* _WHAT IS EXPECTED_
Lines containing the word "tercile" are the ones to copy from the records below.

* _DATA SUPPLIED_
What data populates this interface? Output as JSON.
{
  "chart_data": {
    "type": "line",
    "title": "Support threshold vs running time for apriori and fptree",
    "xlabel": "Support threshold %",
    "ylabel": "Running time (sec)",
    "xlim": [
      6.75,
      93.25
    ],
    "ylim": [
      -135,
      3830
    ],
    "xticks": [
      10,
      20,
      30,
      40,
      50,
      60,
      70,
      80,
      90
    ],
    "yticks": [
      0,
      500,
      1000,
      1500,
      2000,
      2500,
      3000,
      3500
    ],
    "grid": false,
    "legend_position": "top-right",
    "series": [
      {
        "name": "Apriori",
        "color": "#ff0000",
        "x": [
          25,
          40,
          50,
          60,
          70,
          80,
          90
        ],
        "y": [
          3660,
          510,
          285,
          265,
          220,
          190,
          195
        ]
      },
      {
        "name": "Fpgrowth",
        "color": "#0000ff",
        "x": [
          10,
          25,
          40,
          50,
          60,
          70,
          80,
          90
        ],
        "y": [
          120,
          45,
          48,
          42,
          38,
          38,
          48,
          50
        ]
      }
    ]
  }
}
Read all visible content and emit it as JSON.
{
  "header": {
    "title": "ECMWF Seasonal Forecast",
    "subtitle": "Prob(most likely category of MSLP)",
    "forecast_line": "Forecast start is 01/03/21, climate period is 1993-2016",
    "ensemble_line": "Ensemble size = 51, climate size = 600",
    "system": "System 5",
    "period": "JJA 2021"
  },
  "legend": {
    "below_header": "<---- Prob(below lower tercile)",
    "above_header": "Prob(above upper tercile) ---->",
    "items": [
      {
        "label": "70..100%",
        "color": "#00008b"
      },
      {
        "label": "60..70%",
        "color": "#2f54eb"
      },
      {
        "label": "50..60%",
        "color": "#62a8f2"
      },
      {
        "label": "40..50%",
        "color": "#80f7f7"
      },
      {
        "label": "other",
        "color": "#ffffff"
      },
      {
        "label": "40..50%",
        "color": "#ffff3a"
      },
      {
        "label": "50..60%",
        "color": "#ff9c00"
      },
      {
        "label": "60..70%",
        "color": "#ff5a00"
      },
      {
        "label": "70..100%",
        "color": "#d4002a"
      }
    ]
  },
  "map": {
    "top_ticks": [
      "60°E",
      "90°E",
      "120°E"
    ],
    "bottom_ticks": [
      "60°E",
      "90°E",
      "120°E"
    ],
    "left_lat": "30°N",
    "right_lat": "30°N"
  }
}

* _RESPONSE TO THIS TASK_
    "below_header": "<---- Prob(below lower tercile)",
    "above_header": "Prob(above upper tercile) ---->",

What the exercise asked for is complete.